**O que se pede**
A - Reproduza o trecho sobre a história do vinho começando em "Nos processos de" e seguindo até "2001, p. 51).".
B - Resuma em duas frases o trecho sobre a história do vinho.
C - Prossiga com o texto sobre a história do vinho a partir da última frase apresentada.

::: Trecho selecionado :::

Nos processos de migração, domesticação e disseminação de espécies, as videiras (plantas trepadeiras do gênero Vitis) e os seres humanos modernos (Homo sapiens sapiens) são exemplos da interação ocorrida entre seres vivos. O vinho, bebida produzida a partir da fermentação das uvas, provavelmente surgiu há cerca de 7 mil anos na região do Cáucaso, na Ásia Menor. Através das migrações e trocas comerciais entre os povos, o vinho ganhou destaque em culturas como o Antigo Egito, Fenícia, Grécia e Roma, chegando até nós, sobretudo, através da importância da bebida na mitologia judaico-cristã (JONHSON, 2001, p. 51). 

Entre os principais símbolos das sociedades que surgiram ao redor do Mediterrâneo se encontram as videiras e os vinhos. A compreensão do simbolismo do vinho é essencial para compreendermos as relações metafóricas entre este símbolo e as sociedades. Precisamos considerar, por exemplo, que o consumo simbólico de vinho na eucaristia cristã tem papel fundamental na distribuição da viticultura em todas as partes do mundo, o que ampliou a importância social e ideológica do vinho. Não podemos, entretanto, atribuir somente à influência da Igreja a proliferação dos vinhedos pelas Américas. O vinho fez parte do cotidiano das comunidades europeias por séculos, dessa forma, é lógico pensar que, no período da conquista, o vinho seguiu na esteira dos europeus. A rapidez com que o cultivo da videira se espalhou pelas Américas é um bom testemunho da importância que o vinho teve para os conquistadores (NODARI & FRANK, 2019, p. 185-186).

::: Trechos das entradas :::

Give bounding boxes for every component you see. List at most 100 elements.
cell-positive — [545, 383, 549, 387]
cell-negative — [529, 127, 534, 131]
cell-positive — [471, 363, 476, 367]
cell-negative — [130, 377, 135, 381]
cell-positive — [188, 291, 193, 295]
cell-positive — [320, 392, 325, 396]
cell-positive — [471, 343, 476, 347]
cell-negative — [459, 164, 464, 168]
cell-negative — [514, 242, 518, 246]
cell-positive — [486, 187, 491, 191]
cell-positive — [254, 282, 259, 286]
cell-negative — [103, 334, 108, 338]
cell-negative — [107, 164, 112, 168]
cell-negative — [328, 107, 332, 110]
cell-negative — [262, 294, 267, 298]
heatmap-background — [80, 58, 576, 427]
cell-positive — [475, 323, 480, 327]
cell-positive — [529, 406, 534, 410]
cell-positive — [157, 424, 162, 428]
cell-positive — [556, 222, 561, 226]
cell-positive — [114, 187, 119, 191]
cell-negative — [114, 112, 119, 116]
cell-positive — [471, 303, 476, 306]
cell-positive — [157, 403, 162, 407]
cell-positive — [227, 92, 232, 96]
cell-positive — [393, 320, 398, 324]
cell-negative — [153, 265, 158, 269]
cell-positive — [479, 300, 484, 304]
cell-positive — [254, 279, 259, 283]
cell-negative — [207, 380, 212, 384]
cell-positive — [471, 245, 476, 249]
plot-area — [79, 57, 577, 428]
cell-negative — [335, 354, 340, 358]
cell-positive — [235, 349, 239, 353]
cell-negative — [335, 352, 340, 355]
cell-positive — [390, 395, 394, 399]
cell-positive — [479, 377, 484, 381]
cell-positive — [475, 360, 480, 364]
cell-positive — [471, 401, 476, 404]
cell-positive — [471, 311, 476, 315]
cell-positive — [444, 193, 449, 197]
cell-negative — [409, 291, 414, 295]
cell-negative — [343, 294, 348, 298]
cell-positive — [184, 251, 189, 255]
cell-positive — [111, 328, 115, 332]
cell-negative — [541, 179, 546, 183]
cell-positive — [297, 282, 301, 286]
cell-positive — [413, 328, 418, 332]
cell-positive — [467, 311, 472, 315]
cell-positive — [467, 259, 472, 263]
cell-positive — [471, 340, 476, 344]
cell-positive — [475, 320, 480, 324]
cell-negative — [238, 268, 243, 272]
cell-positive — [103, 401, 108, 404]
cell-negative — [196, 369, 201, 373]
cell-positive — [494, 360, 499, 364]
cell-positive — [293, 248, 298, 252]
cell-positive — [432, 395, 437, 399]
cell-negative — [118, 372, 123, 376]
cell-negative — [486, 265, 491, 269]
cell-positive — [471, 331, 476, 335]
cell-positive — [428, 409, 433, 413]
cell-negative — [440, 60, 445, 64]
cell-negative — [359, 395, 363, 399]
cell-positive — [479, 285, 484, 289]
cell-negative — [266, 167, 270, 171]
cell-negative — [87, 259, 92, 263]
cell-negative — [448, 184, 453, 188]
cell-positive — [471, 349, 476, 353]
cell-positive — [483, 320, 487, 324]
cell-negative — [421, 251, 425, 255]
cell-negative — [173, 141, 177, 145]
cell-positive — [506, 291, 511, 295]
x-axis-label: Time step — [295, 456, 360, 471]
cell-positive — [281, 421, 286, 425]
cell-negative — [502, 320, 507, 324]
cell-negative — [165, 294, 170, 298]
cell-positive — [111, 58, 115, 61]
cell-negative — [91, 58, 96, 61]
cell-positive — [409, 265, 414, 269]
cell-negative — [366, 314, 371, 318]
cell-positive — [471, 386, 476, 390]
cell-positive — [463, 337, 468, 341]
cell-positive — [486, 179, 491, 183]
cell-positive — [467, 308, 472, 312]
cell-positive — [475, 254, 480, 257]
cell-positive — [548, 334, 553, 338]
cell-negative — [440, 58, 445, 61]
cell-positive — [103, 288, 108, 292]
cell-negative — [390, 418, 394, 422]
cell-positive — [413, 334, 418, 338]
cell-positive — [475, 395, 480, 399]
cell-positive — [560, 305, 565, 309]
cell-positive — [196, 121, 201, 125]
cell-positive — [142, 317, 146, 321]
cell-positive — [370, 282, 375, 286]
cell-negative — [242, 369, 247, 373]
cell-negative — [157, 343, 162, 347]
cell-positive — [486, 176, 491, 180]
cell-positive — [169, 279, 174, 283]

:::

**Respostas às tarefas**
A -
Nos processos de migração, domesticação e disseminação de espécies, as videiras (plantas trepadeiras do gênero Vitis) e os seres humanos modernos (Homo sapiens sapiens) são exemplos da interação ocorrida entre seres vivos. O vinho, bebida produzida a partir da fermentação das uvas, provavelmente surgiu há cerca de 7 mil anos na região do Cáucaso, na Ásia Menor. Através das migrações e trocas comerciais entre os povos, o vinho ganhou destaque em culturas como o Antigo Egito, Fenícia, Grécia e Roma, chegando até nós, sobretudo, através da importância da bebida na mitologia judaico-cristã (JONHSON, 2001, p. 51).

B - O vinho, produzido pela fermentação das uvas, provavelmente surgiu há cerca de 7 mil anos no Cáucaso e, por meio de migrações e trocas comerciais, ganhou destaque em culturas como o Antigo Egito, a Fenícia, a Grécia e Roma. O consumo simbólico na eucaristia cristã teve papel fundamental na difusão da viticultura, mas o vinho também fez parte do cotidiano europeu por séculos e seguiu os europeus na conquista, e o cultivo da videira se espalhou rapidamente pelas Américas.

C -
O vinho é uma bebida milenar, e, sendo assim, também está associado as grandes religiões. De toda a Bíblia, apenas o Livro de Jonas não faz menção ao vinho. No islamismo, os seguidores de Moisés acreditam que a primeira visão do que seria a “Terra Prometida” foi um cacho de uvas. A relação da religião com o vinho é tão profunda que existem autores que a classificam como um identificador de ocidentalização das sociedades. Veremos, a seguir, qual a importância simbólica do vinho para três grandes crenças religiosas: Catolicismo, Judaísmo e Islamismo.

Catolicismo

No catolicismo, o vinho está intimamente ligado a Jesus. Além da lendária transformação da água em vinho, o acontecimento mais marcante de Cristo com a bebida foi durante a Última Ceia. Em sua última refeição, depois de ter comido um pedaço de pão, Jesus tomou um cálice de vinho, levantou e disse aos apóstolos: “Este é o meu sangue, o sangue da vida que será derramado por vós”. Daí nasceu a Eucaristia, o momento mais importante da missa. Para a celebração, é necessário um vinho especial, especificado pelo Concílio de Trento. Segundo essas leis, ele deve ser natural e genuíno, sem a mistura de substâncias estranhas. Geralmente o vinho usado nas missas é de alto teor alcoólico por não ser guardado em local refrigerado e também para mantê-lo íntegro por mais tempo, uma vez que é consumido aos poucos.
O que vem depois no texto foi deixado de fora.